Data records:
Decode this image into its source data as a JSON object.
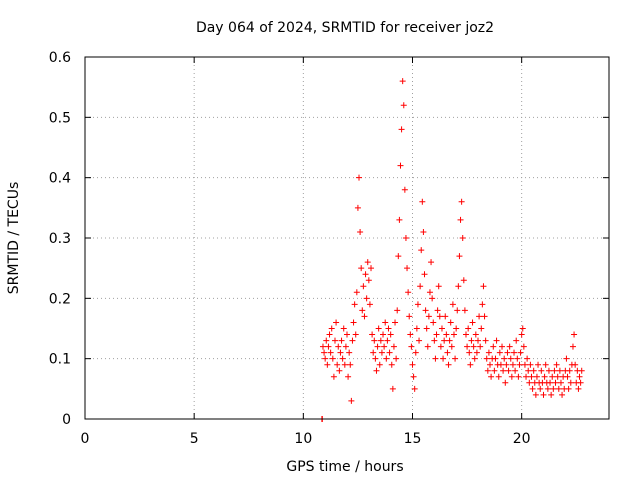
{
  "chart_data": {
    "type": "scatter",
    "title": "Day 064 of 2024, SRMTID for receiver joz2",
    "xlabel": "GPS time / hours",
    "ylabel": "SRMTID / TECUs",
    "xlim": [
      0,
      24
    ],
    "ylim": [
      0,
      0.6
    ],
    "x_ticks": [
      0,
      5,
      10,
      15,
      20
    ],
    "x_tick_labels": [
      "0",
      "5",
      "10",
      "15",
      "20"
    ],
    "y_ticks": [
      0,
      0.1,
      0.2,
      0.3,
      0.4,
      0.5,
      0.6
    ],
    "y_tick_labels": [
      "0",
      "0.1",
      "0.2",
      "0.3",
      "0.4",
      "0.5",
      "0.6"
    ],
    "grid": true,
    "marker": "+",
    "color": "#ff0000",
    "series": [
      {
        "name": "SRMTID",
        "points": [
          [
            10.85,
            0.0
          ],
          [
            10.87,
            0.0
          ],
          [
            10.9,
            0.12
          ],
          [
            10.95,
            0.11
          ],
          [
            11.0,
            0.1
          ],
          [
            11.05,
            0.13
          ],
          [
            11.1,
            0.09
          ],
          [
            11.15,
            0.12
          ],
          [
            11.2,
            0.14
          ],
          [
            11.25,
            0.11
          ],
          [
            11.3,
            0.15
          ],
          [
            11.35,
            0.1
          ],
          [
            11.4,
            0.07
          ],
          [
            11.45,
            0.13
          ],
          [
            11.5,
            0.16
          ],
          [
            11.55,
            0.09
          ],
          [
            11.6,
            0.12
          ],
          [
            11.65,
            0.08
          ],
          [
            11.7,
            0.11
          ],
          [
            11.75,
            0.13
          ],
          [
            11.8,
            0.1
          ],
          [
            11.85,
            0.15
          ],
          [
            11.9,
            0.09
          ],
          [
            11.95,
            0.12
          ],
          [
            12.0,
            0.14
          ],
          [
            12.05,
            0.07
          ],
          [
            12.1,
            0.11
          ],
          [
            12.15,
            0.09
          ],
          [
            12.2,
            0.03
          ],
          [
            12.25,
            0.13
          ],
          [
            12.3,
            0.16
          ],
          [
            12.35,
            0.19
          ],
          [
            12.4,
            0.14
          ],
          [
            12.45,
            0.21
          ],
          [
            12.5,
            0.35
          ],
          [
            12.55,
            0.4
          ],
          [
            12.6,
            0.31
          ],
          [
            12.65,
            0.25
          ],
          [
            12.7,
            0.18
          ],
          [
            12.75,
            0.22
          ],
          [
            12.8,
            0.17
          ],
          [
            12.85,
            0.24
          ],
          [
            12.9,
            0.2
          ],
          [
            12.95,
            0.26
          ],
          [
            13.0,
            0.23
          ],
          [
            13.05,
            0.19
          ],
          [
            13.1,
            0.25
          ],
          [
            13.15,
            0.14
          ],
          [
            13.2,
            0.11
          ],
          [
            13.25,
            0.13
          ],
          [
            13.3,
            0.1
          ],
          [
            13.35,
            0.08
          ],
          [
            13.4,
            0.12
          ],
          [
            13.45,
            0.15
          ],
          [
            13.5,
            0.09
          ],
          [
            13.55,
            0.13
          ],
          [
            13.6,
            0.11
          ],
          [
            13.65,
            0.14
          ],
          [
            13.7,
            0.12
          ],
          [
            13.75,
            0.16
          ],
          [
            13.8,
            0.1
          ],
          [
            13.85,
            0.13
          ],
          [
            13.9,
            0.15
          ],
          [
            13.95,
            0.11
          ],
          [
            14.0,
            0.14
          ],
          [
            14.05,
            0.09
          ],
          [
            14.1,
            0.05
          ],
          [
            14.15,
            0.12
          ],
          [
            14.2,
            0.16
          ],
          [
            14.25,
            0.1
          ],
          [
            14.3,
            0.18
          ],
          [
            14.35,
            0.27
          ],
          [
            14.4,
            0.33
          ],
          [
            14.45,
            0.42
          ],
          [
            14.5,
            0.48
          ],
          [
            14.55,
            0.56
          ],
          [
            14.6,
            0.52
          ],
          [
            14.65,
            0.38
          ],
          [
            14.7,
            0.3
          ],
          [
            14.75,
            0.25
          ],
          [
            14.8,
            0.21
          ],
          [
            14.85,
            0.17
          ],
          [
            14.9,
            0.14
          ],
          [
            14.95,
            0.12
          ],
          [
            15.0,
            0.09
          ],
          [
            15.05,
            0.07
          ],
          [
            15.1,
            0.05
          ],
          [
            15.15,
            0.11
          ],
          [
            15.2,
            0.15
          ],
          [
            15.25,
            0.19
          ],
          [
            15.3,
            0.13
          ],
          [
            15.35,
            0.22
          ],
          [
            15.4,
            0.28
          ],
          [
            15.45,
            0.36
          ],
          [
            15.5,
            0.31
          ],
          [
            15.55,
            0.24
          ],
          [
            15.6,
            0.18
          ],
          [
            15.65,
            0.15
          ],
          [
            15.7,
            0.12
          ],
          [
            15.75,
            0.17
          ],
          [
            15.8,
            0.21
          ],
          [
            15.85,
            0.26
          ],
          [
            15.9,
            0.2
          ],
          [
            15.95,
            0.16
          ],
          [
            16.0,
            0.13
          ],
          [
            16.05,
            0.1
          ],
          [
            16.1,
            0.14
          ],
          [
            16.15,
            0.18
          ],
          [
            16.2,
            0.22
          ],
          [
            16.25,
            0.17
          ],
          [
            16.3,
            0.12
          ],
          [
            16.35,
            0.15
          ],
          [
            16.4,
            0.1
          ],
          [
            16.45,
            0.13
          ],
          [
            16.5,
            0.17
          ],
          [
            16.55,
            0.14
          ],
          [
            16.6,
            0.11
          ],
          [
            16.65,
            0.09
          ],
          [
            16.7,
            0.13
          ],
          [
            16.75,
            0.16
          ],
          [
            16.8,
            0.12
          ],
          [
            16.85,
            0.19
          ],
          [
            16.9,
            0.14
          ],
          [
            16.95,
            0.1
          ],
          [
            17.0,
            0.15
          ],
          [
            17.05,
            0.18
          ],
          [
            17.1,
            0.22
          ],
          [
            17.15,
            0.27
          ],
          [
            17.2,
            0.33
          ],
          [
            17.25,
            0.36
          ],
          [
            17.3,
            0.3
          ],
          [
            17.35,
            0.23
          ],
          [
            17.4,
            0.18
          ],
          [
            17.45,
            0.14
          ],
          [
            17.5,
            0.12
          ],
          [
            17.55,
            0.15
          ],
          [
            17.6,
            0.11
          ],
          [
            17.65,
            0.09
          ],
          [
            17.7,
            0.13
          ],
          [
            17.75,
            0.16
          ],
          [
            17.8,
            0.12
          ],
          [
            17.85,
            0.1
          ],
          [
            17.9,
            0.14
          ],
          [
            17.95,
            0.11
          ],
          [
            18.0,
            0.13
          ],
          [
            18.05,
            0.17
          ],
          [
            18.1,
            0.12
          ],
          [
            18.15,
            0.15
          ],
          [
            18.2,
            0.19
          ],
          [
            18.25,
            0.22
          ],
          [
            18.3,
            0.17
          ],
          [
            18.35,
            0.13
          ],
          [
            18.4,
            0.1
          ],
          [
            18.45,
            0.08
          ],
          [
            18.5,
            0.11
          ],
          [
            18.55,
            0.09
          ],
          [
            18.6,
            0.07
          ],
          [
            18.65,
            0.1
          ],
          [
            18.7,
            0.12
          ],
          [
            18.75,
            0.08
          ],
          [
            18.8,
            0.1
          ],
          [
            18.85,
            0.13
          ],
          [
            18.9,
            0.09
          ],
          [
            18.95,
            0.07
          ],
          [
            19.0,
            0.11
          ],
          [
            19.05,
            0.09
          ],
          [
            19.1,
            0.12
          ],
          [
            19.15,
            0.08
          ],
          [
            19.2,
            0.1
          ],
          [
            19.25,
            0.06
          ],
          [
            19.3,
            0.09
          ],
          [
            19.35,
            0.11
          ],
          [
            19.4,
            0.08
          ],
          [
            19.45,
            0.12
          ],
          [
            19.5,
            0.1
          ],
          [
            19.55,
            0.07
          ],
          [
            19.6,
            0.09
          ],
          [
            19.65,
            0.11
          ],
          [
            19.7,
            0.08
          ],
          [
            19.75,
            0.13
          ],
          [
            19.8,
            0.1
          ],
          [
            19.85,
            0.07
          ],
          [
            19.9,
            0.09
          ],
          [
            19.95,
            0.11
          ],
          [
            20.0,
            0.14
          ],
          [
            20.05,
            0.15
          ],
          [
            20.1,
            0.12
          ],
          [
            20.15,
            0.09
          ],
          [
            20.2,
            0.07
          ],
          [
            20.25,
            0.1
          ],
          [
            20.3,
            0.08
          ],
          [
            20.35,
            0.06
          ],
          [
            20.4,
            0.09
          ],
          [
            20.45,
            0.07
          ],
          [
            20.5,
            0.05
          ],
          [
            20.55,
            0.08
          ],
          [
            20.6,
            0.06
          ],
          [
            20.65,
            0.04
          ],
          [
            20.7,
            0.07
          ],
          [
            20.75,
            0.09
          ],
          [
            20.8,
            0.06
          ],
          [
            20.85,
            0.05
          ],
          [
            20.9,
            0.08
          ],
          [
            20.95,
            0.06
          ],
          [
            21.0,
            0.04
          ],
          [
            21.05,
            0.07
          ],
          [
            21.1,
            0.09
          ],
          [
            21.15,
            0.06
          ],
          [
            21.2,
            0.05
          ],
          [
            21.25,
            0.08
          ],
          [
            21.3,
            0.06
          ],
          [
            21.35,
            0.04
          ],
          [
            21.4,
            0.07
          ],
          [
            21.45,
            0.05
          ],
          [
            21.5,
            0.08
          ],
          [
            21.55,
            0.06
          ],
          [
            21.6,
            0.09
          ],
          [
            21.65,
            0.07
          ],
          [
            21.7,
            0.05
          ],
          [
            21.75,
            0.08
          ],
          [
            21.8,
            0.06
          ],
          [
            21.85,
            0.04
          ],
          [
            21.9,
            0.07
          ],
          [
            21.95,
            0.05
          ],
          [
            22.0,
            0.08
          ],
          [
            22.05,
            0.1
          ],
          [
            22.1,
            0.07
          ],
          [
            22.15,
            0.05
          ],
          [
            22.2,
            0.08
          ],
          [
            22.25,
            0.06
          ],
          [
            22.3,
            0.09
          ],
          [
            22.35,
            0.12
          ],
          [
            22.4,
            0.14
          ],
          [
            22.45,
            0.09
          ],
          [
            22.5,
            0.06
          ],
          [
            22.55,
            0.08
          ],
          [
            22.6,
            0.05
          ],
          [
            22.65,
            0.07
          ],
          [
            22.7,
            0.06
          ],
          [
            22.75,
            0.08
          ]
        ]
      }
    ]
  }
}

---

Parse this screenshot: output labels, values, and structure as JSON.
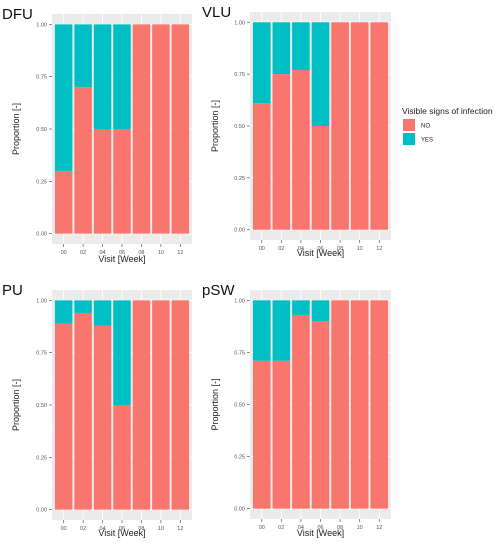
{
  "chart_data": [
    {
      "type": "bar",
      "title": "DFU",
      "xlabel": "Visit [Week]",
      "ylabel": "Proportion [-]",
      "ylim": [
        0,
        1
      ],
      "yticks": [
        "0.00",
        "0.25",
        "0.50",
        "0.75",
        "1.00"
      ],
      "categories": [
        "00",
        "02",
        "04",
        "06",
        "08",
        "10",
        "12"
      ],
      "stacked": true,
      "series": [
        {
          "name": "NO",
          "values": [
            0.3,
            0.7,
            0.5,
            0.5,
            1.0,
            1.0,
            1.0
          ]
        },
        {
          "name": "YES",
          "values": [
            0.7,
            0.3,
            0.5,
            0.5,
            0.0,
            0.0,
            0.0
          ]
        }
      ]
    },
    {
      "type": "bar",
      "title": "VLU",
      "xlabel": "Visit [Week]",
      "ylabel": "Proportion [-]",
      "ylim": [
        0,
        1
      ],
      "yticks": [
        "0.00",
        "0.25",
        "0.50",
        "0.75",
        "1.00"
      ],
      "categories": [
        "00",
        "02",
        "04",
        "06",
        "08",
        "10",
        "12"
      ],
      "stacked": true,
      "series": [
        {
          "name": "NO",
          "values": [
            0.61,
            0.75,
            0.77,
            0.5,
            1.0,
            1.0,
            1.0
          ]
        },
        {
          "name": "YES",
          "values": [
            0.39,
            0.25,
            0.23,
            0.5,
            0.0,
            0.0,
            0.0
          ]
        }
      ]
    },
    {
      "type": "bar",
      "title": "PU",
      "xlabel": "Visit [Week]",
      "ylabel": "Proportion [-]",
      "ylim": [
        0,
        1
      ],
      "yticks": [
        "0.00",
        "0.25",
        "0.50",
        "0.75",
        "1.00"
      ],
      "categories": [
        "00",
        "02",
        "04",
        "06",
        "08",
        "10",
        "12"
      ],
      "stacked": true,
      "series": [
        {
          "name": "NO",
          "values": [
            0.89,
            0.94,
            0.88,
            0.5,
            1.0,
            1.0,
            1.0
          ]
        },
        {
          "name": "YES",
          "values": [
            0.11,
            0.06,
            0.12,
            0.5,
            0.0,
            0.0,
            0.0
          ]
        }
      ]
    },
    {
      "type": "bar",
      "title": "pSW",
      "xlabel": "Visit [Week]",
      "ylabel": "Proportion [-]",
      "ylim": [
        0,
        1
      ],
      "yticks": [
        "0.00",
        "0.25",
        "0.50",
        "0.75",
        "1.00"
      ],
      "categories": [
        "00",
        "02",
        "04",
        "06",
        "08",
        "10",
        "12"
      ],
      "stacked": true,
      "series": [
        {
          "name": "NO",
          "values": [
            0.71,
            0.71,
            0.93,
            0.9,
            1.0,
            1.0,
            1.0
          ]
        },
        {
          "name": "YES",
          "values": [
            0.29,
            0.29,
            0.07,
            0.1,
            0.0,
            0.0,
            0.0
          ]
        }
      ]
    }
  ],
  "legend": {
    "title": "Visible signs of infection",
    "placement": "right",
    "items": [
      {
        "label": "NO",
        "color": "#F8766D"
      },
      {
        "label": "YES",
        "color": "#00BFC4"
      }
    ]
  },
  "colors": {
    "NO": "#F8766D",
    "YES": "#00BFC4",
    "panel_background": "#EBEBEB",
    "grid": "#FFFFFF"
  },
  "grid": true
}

--

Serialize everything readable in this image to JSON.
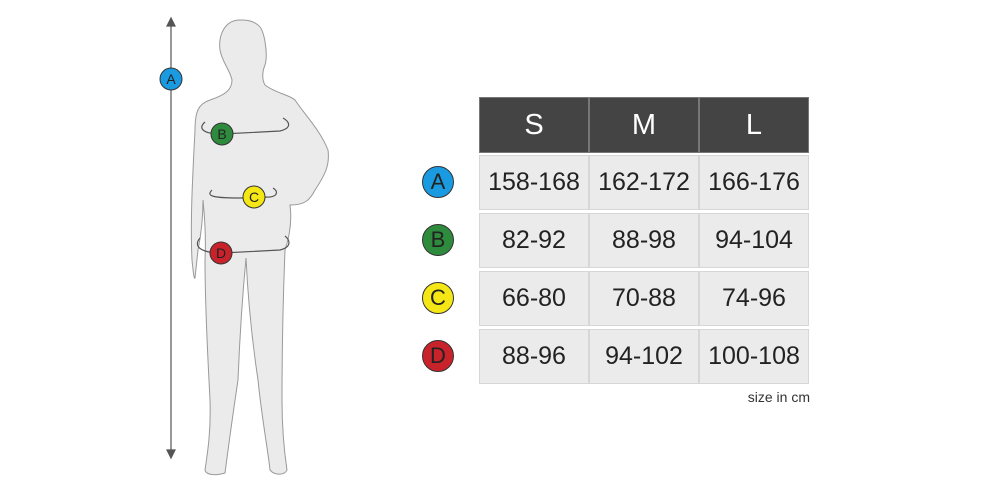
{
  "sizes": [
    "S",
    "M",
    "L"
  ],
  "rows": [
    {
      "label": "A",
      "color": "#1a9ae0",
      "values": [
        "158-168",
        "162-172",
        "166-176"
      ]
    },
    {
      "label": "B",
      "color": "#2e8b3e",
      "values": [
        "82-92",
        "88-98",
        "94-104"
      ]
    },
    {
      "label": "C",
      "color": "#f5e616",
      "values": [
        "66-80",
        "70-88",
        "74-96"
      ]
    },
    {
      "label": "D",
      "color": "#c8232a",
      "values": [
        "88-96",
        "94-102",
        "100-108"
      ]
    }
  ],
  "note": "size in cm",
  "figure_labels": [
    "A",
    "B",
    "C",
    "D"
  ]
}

• [To be done]
Extract, from the material above, each line holding the word "title".

• [Worked solution]
    "title": "Day 064 of 2024, SRMTID for receiver joz2",
      "title": "DFU",
      "title": "VLU",
      "title": "PU",
      "title": "pSW",
    "title": "Visible signs of infection",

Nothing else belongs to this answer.